■ **Description of the task**
Pictures within the data are to be left out; everything else must be reproduced exactly.
## BEGIN Data in this exercise
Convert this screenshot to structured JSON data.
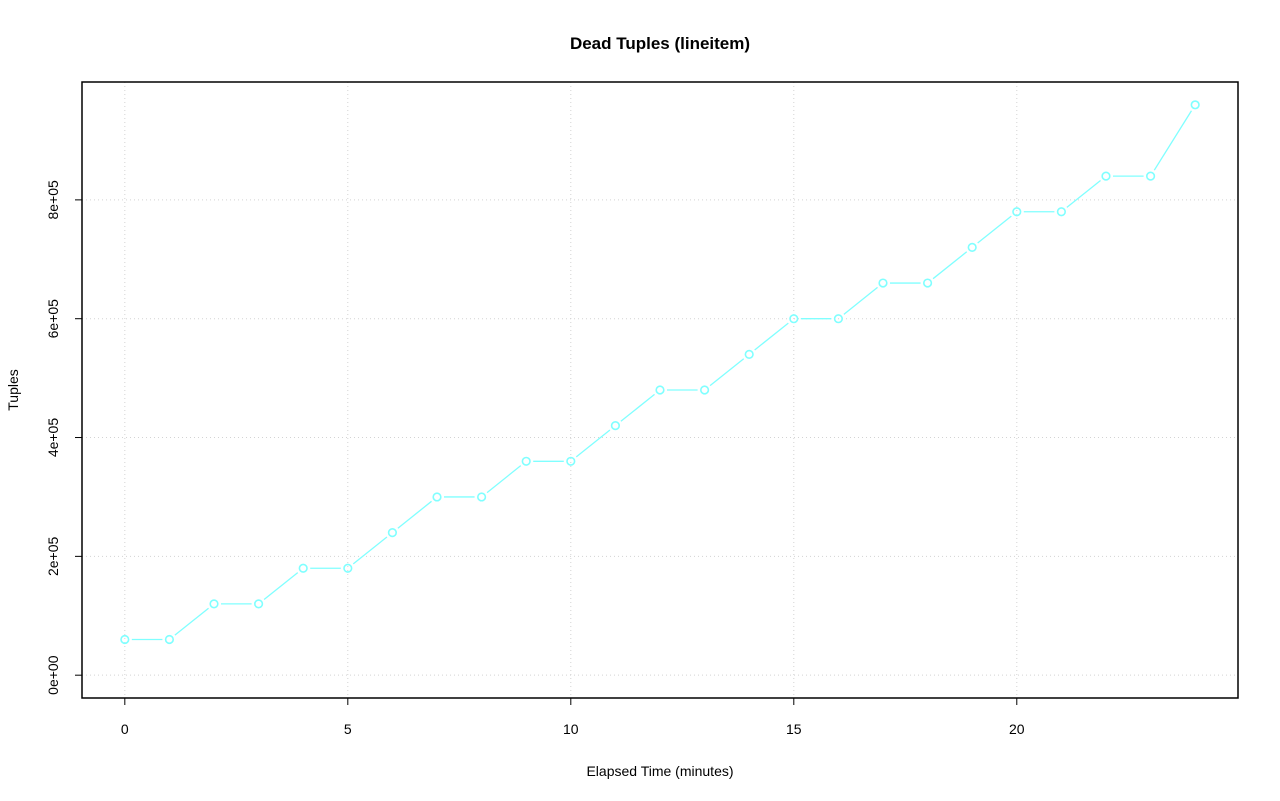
{
  "chart_data": {
    "type": "line",
    "title": "Dead Tuples (lineitem)",
    "xlabel": "Elapsed Time (minutes)",
    "ylabel": "Tuples",
    "x": [
      0,
      1,
      2,
      3,
      4,
      5,
      6,
      7,
      8,
      9,
      10,
      11,
      12,
      13,
      14,
      15,
      16,
      17,
      18,
      19,
      20,
      21,
      22,
      23,
      24
    ],
    "series": [
      {
        "values": [
          60000,
          60000,
          120000,
          120000,
          180000,
          180000,
          240000,
          300000,
          300000,
          360000,
          360000,
          420000,
          480000,
          480000,
          540000,
          600000,
          600000,
          660000,
          660000,
          720000,
          780000,
          780000,
          840000,
          840000,
          960000
        ],
        "color": "#80ffff",
        "marker": "open-circle"
      }
    ],
    "xlim": [
      -0.96,
      24.96
    ],
    "ylim": [
      -38400,
      998400
    ],
    "xticks": [
      0,
      5,
      10,
      15,
      20
    ],
    "xtick_labels": [
      "0",
      "5",
      "10",
      "15",
      "20"
    ],
    "yticks": [
      0,
      200000,
      400000,
      600000,
      800000
    ],
    "ytick_labels": [
      "0e+00",
      "2e+05",
      "4e+05",
      "6e+05",
      "8e+05"
    ],
    "grid": true,
    "grid_color": "#d3d3d3"
  }
}
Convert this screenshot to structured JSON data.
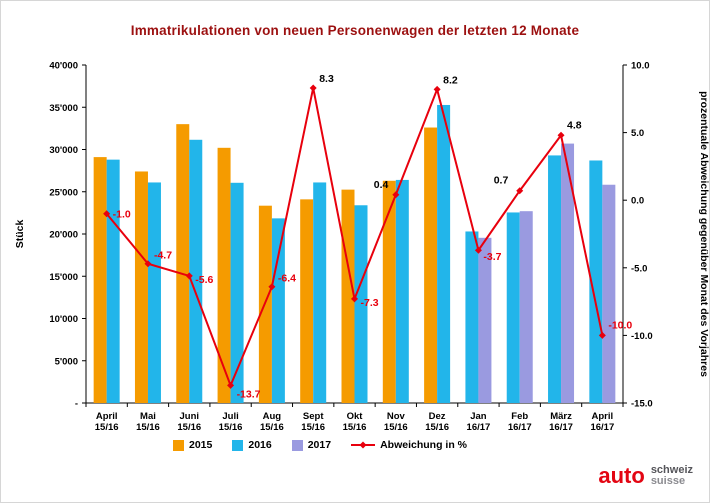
{
  "title": "Immatrikulationen von neuen Personenwagen der letzten 12 Monate",
  "y_left_label": "Stück",
  "y_right_label": "prozentuale Abweichung gegenüber Monat des Vorjahres",
  "legend": [
    "2015",
    "2016",
    "2017",
    "Abweichung in %"
  ],
  "logo": {
    "auto": "auto",
    "schweiz": "schweiz",
    "suisse": "suisse"
  },
  "colors": {
    "2015": "#f59b00",
    "2016": "#22b5ea",
    "2017": "#9a9ae0",
    "line": "#e8000d",
    "title": "#9c1010",
    "label_negative": "#e8000d",
    "label_positive": "#000000"
  },
  "chart_data": {
    "type": "bar+line",
    "categories": [
      {
        "month": "April",
        "year": "15/16"
      },
      {
        "month": "Mai",
        "year": "15/16"
      },
      {
        "month": "Juni",
        "year": "15/16"
      },
      {
        "month": "Juli",
        "year": "15/16"
      },
      {
        "month": "Aug",
        "year": "15/16"
      },
      {
        "month": "Sept",
        "year": "15/16"
      },
      {
        "month": "Okt",
        "year": "15/16"
      },
      {
        "month": "Nov",
        "year": "15/16"
      },
      {
        "month": "Dez",
        "year": "15/16"
      },
      {
        "month": "Jan",
        "year": "16/17"
      },
      {
        "month": "Feb",
        "year": "16/17"
      },
      {
        "month": "März",
        "year": "16/17"
      },
      {
        "month": "April",
        "year": "16/17"
      }
    ],
    "bar_series": [
      {
        "name": "2015",
        "color": "#f59b00",
        "values": [
          29100,
          27400,
          33000,
          30200,
          23350,
          24100,
          25250,
          26300,
          32600,
          null,
          null,
          null,
          null
        ]
      },
      {
        "name": "2016",
        "color": "#22b5ea",
        "values": [
          28800,
          26100,
          31150,
          26060,
          21850,
          26100,
          23400,
          26400,
          35270,
          20300,
          22550,
          29300,
          28700
        ]
      },
      {
        "name": "2017",
        "color": "#9a9ae0",
        "values": [
          null,
          null,
          null,
          null,
          null,
          null,
          null,
          null,
          null,
          19550,
          22700,
          30700,
          25830
        ]
      }
    ],
    "line_series": {
      "name": "Abweichung in %",
      "color": "#e8000d",
      "values": [
        -1.0,
        -4.7,
        -5.6,
        -13.7,
        -6.4,
        8.3,
        -7.3,
        0.4,
        8.2,
        -3.7,
        0.7,
        4.8,
        -10.0
      ]
    },
    "y_left": {
      "min": 0,
      "max": 40000,
      "step": 5000,
      "tick_labels": [
        "-",
        "5'000",
        "10'000",
        "15'000",
        "20'000",
        "25'000",
        "30'000",
        "35'000",
        "40'000"
      ]
    },
    "y_right": {
      "min": -15,
      "max": 10,
      "step": 5,
      "tick_labels": [
        "-15.0",
        "-10.0",
        "-5.0",
        "0.0",
        "5.0",
        "10.0"
      ]
    },
    "legend_position": "bottom",
    "grid": false
  }
}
## END Data in this exercise
■ **Exercise solution**
Convert this screenshot to structured JSON data.
{
  "chart_data": {
    "type": "line",
    "title": "Dead Tuples (lineitem)",
    "xlabel": "Elapsed Time (minutes)",
    "ylabel": "Tuples",
    "x": [
      0,
      1,
      2,
      3,
      4,
      5,
      6,
      7,
      8,
      9,
      10,
      11,
      12,
      13,
      14,
      15,
      16,
      17,
      18,
      19,
      20,
      21,
      22,
      23,
      24
    ],
    "series": [
      {
        "values": [
          60000,
          60000,
          120000,
          120000,
          180000,
          180000,
          240000,
          300000,
          300000,
          360000,
          360000,
          420000,
          480000,
          480000,
          540000,
          600000,
          600000,
          660000,
          660000,
          720000,
          780000,
          780000,
          840000,
          840000,
          960000
        ],
        "color": "#80ffff",
        "marker": "open-circle"
      }
    ],
    "xlim": [
      -0.96,
      24.96
    ],
    "ylim": [
      -38400,
      998400
    ],
    "xticks": [
      0,
      5,
      10,
      15,
      20
    ],
    "xtick_labels": [
      "0",
      "5",
      "10",
      "15",
      "20"
    ],
    "yticks": [
      0,
      200000,
      400000,
      600000,
      800000
    ],
    "ytick_labels": [
      "0e+00",
      "2e+05",
      "4e+05",
      "6e+05",
      "8e+05"
    ],
    "grid": true,
    "grid_color": "#d3d3d3"
  }
}
Convert this screenshot to structured JSON data.
{
  "title": "Immatrikulationen von neuen Personenwagen der letzten 12 Monate",
  "y_left_label": "Stück",
  "y_right_label": "prozentuale Abweichung gegenüber Monat des Vorjahres",
  "legend": [
    "2015",
    "2016",
    "2017",
    "Abweichung in %"
  ],
  "logo": {
    "auto": "auto",
    "schweiz": "schweiz",
    "suisse": "suisse"
  },
  "colors": {
    "2015": "#f59b00",
    "2016": "#22b5ea",
    "2017": "#9a9ae0",
    "line": "#e8000d",
    "title": "#9c1010",
    "label_negative": "#e8000d",
    "label_positive": "#000000"
  },
  "chart_data": {
    "type": "bar+line",
    "categories": [
      {
        "month": "April",
        "year": "15/16"
      },
      {
        "month": "Mai",
        "year": "15/16"
      },
      {
        "month": "Juni",
        "year": "15/16"
      },
      {
        "month": "Juli",
        "year": "15/16"
      },
      {
        "month": "Aug",
        "year": "15/16"
      },
      {
        "month": "Sept",
        "year": "15/16"
      },
      {
        "month": "Okt",
        "year": "15/16"
      },
      {
        "month": "Nov",
        "year": "15/16"
      },
      {
        "month": "Dez",
        "year": "15/16"
      },
      {
        "month": "Jan",
        "year": "16/17"
      },
      {
        "month": "Feb",
        "year": "16/17"
      },
      {
        "month": "März",
        "year": "16/17"
      },
      {
        "month": "April",
        "year": "16/17"
      }
    ],
    "bar_series": [
      {
        "name": "2015",
        "color": "#f59b00",
        "values": [
          29100,
          27400,
          33000,
          30200,
          23350,
          24100,
          25250,
          26300,
          32600,
          null,
          null,
          null,
          null
        ]
      },
      {
        "name": "2016",
        "color": "#22b5ea",
        "values": [
          28800,
          26100,
          31150,
          26060,
          21850,
          26100,
          23400,
          26400,
          35270,
          20300,
          22550,
          29300,
          28700
        ]
      },
      {
        "name": "2017",
        "color": "#9a9ae0",
        "values": [
          null,
          null,
          null,
          null,
          null,
          null,
          null,
          null,
          null,
          19550,
          22700,
          30700,
          25830
        ]
      }
    ],
    "line_series": {
      "name": "Abweichung in %",
      "color": "#e8000d",
      "values": [
        -1.0,
        -4.7,
        -5.6,
        -13.7,
        -6.4,
        8.3,
        -7.3,
        0.4,
        8.2,
        -3.7,
        0.7,
        4.8,
        -10.0
      ]
    },
    "y_left": {
      "min": 0,
      "max": 40000,
      "step": 5000,
      "tick_labels": [
        "-",
        "5'000",
        "10'000",
        "15'000",
        "20'000",
        "25'000",
        "30'000",
        "35'000",
        "40'000"
      ]
    },
    "y_right": {
      "min": -15,
      "max": 10,
      "step": 5,
      "tick_labels": [
        "-15.0",
        "-10.0",
        "-5.0",
        "0.0",
        "5.0",
        "10.0"
      ]
    },
    "legend_position": "bottom",
    "grid": false
  }
}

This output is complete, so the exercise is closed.